— BEGIN Extracted entries —

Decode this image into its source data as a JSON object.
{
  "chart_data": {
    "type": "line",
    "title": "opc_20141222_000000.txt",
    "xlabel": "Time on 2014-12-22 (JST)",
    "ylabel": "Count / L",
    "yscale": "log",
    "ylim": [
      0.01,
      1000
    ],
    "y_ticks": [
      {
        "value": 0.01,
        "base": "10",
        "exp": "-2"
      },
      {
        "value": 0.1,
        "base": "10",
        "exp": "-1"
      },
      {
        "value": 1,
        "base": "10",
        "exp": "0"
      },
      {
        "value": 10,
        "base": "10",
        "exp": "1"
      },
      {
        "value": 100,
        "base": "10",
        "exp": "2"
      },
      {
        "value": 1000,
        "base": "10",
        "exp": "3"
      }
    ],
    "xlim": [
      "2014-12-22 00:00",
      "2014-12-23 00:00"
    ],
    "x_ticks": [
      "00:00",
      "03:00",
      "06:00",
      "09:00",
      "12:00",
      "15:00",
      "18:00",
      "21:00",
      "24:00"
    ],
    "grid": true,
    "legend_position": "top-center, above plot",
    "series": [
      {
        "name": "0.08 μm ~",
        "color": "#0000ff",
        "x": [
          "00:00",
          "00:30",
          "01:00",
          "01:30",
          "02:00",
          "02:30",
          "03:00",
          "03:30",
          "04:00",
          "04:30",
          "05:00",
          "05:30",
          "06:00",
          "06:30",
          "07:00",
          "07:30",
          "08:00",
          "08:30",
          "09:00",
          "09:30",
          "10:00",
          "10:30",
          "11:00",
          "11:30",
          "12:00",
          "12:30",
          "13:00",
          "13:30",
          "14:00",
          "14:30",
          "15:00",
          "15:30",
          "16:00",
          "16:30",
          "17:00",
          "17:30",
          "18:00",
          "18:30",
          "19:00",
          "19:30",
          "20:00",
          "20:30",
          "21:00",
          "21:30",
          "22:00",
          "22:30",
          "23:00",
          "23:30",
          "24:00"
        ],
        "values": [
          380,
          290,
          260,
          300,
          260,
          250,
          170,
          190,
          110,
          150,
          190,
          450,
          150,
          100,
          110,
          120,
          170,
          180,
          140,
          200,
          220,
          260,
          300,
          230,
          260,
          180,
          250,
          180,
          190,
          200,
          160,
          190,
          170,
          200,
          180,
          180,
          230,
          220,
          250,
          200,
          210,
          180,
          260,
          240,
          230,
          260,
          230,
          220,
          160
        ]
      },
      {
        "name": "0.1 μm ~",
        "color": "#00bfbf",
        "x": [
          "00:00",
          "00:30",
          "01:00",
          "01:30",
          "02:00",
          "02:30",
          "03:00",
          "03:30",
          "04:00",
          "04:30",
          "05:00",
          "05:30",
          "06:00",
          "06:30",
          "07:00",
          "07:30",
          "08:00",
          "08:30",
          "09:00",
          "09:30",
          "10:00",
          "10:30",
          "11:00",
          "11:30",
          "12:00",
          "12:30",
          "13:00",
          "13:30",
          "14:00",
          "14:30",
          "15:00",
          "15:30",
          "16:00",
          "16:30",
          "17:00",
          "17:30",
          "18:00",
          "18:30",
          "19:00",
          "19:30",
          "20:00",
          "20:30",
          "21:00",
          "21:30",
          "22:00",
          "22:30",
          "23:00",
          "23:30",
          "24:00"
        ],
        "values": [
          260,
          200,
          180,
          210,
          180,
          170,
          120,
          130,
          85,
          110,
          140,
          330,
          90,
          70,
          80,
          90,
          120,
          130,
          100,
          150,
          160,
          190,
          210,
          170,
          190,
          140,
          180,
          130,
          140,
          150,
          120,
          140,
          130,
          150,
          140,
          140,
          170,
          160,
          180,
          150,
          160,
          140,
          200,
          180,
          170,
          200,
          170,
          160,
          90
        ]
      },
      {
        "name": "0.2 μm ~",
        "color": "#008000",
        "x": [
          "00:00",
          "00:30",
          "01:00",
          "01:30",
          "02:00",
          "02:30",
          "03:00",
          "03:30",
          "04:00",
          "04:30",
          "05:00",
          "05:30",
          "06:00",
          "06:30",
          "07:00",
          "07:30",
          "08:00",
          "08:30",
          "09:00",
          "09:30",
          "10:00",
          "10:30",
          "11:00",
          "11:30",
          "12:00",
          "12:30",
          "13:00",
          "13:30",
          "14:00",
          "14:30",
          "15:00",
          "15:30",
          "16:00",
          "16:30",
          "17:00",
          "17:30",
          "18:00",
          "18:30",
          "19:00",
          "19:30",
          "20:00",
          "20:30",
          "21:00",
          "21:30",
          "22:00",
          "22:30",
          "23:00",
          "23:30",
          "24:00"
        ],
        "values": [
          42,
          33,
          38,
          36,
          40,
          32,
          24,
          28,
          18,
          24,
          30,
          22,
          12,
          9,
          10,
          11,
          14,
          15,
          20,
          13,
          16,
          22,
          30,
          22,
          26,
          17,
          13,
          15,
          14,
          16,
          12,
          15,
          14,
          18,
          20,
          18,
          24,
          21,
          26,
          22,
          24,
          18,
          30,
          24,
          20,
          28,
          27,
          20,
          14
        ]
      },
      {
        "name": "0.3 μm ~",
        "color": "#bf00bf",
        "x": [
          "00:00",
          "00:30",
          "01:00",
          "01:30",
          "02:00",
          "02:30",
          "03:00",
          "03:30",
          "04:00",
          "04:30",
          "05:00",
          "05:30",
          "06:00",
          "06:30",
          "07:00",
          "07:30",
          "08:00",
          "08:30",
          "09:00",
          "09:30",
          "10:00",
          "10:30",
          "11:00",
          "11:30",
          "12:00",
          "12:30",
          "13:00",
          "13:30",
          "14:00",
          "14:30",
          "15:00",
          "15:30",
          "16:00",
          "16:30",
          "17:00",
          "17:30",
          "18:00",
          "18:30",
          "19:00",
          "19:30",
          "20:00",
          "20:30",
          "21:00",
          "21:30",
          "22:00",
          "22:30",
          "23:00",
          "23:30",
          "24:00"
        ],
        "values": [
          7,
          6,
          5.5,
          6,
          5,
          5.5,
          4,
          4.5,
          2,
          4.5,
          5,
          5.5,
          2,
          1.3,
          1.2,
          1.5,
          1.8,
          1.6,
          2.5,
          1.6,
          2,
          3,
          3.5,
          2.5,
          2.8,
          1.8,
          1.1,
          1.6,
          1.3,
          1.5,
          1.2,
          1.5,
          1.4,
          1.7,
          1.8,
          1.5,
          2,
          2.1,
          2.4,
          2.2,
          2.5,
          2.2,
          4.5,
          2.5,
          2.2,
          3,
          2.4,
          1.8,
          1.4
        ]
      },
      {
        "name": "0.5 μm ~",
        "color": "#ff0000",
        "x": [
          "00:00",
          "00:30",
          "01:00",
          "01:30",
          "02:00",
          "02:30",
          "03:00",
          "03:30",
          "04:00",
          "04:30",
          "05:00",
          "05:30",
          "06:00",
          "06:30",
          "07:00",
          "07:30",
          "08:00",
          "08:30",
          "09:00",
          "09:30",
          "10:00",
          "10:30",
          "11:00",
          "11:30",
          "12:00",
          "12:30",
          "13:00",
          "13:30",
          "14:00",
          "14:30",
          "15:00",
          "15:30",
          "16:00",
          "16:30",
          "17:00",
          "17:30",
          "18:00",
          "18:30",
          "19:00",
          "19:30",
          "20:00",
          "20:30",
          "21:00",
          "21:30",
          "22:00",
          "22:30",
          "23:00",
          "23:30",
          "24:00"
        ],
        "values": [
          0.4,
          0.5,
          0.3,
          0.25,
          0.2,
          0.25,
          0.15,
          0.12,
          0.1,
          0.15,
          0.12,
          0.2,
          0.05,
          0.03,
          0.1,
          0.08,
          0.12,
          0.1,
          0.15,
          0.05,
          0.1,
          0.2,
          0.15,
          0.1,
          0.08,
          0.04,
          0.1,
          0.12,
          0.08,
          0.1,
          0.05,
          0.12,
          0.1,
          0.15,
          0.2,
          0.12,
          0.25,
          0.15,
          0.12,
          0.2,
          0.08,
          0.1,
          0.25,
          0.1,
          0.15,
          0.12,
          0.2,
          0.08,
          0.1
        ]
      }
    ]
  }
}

— END Extracted entries —

Report the number of lines in the entries above that include the word "name" and add nothing to it.

5